Each entry below should be written out exactly as it is, with no pictures.
## Start
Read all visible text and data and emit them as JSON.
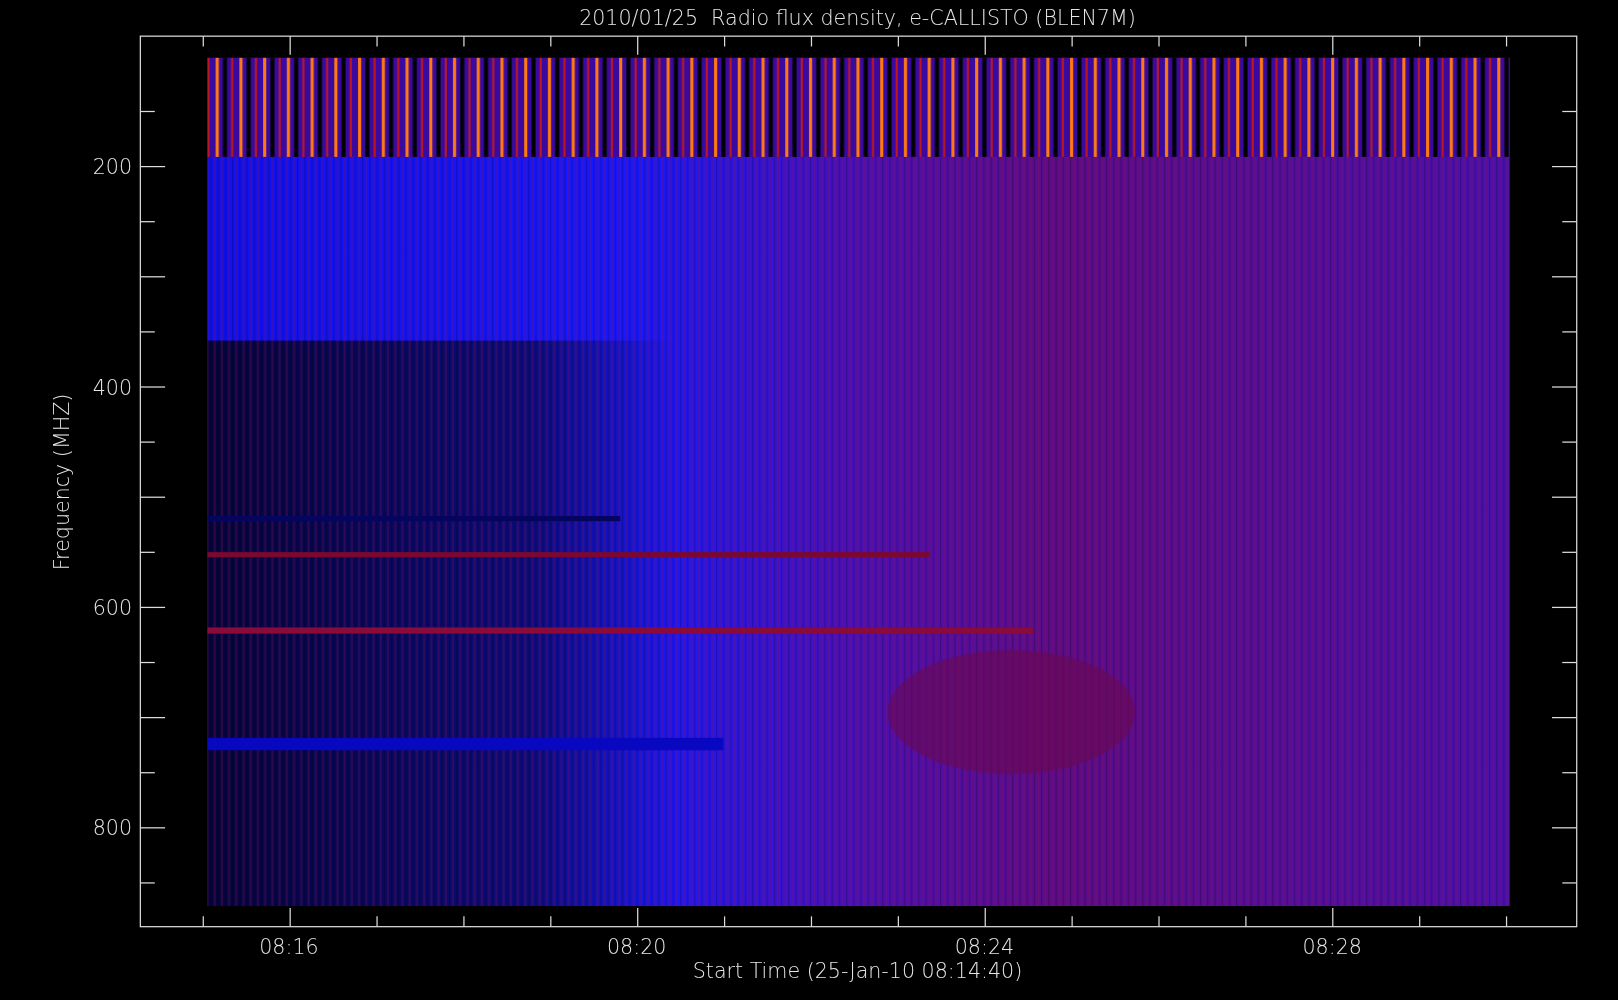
{
  "title": "2010/01/25  Radio flux density, e-CALLISTO (BLEN7M)",
  "y_axis": {
    "label": "Frequency (MHZ)",
    "ticks": [
      "200",
      "400",
      "600",
      "800"
    ]
  },
  "x_axis": {
    "label": "Start Time (25-Jan-10 08:14:40)",
    "ticks": [
      "08:16",
      "08:20",
      "08:24",
      "08:28"
    ]
  }
}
## End
__Response to this exercise__:
Read all visible text and data and emit them as JSON.
{
  "title": "2010/01/25  Radio flux density, e-CALLISTO (BLEN7M)",
  "y_axis": {
    "label": "Frequency (MHZ)",
    "ticks": [
      "200",
      "400",
      "600",
      "800"
    ]
  },
  "x_axis": {
    "label": "Start Time (25-Jan-10 08:14:40)",
    "ticks": [
      "08:16",
      "08:20",
      "08:24",
      "08:28"
    ]
  }
}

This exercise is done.